* EXERCISE REQUIREMENTS *
Reproduce each line exactly. Skip none.

* Data extracted from a collection *

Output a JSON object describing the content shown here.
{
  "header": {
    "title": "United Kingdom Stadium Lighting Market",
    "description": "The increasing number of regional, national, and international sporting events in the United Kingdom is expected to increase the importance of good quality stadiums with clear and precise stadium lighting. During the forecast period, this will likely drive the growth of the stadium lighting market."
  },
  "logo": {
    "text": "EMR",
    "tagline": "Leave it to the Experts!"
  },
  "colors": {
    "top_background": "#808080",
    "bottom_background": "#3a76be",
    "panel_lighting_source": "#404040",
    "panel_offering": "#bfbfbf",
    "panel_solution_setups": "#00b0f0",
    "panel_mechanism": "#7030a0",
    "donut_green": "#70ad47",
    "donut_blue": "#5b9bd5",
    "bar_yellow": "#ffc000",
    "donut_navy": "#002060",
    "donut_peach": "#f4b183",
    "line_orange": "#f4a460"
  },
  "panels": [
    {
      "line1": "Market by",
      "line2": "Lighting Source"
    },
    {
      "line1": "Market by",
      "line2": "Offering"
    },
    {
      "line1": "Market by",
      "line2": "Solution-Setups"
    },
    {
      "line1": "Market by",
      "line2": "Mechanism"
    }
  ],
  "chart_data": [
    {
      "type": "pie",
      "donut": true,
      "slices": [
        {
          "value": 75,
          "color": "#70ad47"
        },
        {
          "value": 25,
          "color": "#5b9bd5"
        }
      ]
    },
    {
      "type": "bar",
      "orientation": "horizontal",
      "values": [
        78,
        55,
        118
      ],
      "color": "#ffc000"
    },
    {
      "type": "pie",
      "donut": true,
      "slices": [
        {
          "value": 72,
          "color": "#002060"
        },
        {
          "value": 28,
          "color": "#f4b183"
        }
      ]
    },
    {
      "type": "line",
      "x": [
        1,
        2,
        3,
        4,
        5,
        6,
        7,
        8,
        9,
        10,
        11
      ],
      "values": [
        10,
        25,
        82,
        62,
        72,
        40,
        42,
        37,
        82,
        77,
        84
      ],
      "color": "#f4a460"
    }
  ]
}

* IN RESPONSE *
Output a JSON object describing the content shown here.
{
  "header": {
    "title": "United Kingdom Stadium Lighting Market",
    "description": "The increasing number of regional, national, and international sporting events in the United Kingdom is expected to increase the importance of good quality stadiums with clear and precise stadium lighting. During the forecast period, this will likely drive the growth of the stadium lighting market."
  },
  "logo": {
    "text": "EMR",
    "tagline": "Leave it to the Experts!"
  },
  "colors": {
    "top_background": "#808080",
    "bottom_background": "#3a76be",
    "panel_lighting_source": "#404040",
    "panel_offering": "#bfbfbf",
    "panel_solution_setups": "#00b0f0",
    "panel_mechanism": "#7030a0",
    "donut_green": "#70ad47",
    "donut_blue": "#5b9bd5",
    "bar_yellow": "#ffc000",
    "donut_navy": "#002060",
    "donut_peach": "#f4b183",
    "line_orange": "#f4a460"
  },
  "panels": [
    {
      "line1": "Market by",
      "line2": "Lighting Source"
    },
    {
      "line1": "Market by",
      "line2": "Offering"
    },
    {
      "line1": "Market by",
      "line2": "Solution-Setups"
    },
    {
      "line1": "Market by",
      "line2": "Mechanism"
    }
  ],
  "chart_data": [
    {
      "type": "pie",
      "donut": true,
      "slices": [
        {
          "value": 75,
          "color": "#70ad47"
        },
        {
          "value": 25,
          "color": "#5b9bd5"
        }
      ]
    },
    {
      "type": "bar",
      "orientation": "horizontal",
      "values": [
        78,
        55,
        118
      ],
      "color": "#ffc000"
    },
    {
      "type": "pie",
      "donut": true,
      "slices": [
        {
          "value": 72,
          "color": "#002060"
        },
        {
          "value": 28,
          "color": "#f4b183"
        }
      ]
    },
    {
      "type": "line",
      "x": [
        1,
        2,
        3,
        4,
        5,
        6,
        7,
        8,
        9,
        10,
        11
      ],
      "values": [
        10,
        25,
        82,
        62,
        72,
        40,
        42,
        37,
        82,
        77,
        84
      ],
      "color": "#f4a460"
    }
  ]
}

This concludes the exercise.